__Supplied entries__
>>>>>
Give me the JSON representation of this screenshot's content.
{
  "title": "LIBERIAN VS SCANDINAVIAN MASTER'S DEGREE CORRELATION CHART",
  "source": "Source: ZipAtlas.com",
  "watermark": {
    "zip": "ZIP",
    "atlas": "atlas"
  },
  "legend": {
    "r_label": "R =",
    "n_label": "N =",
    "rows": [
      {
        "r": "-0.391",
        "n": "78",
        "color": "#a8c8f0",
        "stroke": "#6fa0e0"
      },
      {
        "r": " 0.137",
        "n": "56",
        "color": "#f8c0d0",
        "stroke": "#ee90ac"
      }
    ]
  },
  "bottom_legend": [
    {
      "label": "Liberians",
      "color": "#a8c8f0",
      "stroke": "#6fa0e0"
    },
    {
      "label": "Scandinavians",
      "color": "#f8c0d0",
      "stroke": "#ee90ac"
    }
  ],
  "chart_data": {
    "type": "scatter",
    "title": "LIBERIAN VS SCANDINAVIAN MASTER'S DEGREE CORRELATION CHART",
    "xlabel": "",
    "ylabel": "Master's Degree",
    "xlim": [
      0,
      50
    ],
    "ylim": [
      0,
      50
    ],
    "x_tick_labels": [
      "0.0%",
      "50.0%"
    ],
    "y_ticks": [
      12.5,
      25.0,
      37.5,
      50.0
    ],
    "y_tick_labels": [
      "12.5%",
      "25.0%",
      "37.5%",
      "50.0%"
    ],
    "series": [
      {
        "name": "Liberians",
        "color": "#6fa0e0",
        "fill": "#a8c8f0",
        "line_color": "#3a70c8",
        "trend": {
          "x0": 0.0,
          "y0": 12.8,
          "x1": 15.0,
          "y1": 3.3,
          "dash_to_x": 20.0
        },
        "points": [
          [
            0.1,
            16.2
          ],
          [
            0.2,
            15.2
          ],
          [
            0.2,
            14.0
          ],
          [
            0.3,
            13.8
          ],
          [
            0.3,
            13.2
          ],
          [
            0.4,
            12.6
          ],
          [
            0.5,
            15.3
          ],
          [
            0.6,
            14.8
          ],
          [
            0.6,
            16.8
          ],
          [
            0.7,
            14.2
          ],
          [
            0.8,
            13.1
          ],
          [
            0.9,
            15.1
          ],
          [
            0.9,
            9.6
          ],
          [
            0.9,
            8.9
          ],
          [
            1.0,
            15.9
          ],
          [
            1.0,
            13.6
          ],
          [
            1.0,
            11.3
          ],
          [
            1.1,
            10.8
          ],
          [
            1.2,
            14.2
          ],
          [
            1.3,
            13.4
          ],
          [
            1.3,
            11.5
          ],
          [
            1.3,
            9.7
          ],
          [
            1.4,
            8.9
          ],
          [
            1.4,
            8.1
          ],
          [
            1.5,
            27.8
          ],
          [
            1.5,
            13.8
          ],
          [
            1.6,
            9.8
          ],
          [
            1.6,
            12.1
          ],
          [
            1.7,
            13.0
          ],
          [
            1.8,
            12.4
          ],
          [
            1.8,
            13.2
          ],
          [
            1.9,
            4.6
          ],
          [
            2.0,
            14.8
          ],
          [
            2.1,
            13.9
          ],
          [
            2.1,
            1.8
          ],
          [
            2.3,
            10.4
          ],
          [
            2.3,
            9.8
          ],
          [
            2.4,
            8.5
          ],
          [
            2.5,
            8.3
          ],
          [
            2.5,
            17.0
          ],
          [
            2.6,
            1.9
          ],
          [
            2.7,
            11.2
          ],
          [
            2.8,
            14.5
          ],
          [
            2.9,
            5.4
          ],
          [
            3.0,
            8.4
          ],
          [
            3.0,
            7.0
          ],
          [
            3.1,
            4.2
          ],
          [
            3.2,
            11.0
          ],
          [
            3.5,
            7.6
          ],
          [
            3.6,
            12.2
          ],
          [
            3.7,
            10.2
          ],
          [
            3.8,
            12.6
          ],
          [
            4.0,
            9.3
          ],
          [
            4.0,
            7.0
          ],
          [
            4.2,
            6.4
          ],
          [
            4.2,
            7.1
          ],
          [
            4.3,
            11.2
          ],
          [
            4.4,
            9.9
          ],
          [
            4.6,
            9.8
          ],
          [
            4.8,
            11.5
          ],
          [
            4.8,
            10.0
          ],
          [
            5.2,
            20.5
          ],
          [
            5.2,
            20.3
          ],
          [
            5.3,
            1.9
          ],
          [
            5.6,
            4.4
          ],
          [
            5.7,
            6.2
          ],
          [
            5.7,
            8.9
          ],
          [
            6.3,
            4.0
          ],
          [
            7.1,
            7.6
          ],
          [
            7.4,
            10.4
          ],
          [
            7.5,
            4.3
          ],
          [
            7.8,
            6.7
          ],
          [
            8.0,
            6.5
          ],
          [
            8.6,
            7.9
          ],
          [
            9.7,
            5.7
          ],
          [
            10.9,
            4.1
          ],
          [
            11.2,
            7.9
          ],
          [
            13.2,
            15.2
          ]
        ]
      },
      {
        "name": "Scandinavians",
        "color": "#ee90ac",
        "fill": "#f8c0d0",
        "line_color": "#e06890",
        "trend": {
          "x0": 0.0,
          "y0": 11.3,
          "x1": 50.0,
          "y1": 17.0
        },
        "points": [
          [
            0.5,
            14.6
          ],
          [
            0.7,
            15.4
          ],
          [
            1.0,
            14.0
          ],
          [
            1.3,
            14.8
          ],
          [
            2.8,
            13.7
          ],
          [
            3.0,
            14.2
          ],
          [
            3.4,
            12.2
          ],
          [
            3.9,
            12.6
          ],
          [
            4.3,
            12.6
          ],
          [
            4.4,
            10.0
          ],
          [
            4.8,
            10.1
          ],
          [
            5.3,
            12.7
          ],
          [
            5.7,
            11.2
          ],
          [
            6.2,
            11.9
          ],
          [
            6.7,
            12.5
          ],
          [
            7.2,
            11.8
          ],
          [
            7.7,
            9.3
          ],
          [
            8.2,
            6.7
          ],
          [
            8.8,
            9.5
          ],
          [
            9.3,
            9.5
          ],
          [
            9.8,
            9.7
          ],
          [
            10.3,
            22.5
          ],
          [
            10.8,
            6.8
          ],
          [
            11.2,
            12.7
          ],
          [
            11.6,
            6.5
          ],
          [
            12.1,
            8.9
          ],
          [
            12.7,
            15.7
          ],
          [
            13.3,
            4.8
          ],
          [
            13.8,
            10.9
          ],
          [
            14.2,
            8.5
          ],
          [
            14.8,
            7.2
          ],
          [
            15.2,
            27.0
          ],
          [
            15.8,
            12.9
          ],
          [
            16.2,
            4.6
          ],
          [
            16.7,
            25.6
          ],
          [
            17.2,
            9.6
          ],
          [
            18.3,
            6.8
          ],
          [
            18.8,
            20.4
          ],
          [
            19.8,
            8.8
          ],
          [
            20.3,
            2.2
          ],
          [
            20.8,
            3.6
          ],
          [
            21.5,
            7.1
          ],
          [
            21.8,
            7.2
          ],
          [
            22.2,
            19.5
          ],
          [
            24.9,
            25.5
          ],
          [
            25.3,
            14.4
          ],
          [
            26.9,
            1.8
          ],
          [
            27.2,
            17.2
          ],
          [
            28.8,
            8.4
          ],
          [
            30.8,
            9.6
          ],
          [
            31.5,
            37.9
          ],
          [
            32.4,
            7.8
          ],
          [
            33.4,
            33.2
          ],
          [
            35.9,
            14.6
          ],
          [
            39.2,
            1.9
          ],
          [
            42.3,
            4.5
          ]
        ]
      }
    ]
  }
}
<<<<<
__Work to be completed__
Extract every line that has the string "CORRELATION" in it.

__Task result__
  "title": "LIBERIAN VS SCANDINAVIAN MASTER'S DEGREE CORRELATION CHART",
    "title": "LIBERIAN VS SCANDINAVIAN MASTER'S DEGREE CORRELATION CHART",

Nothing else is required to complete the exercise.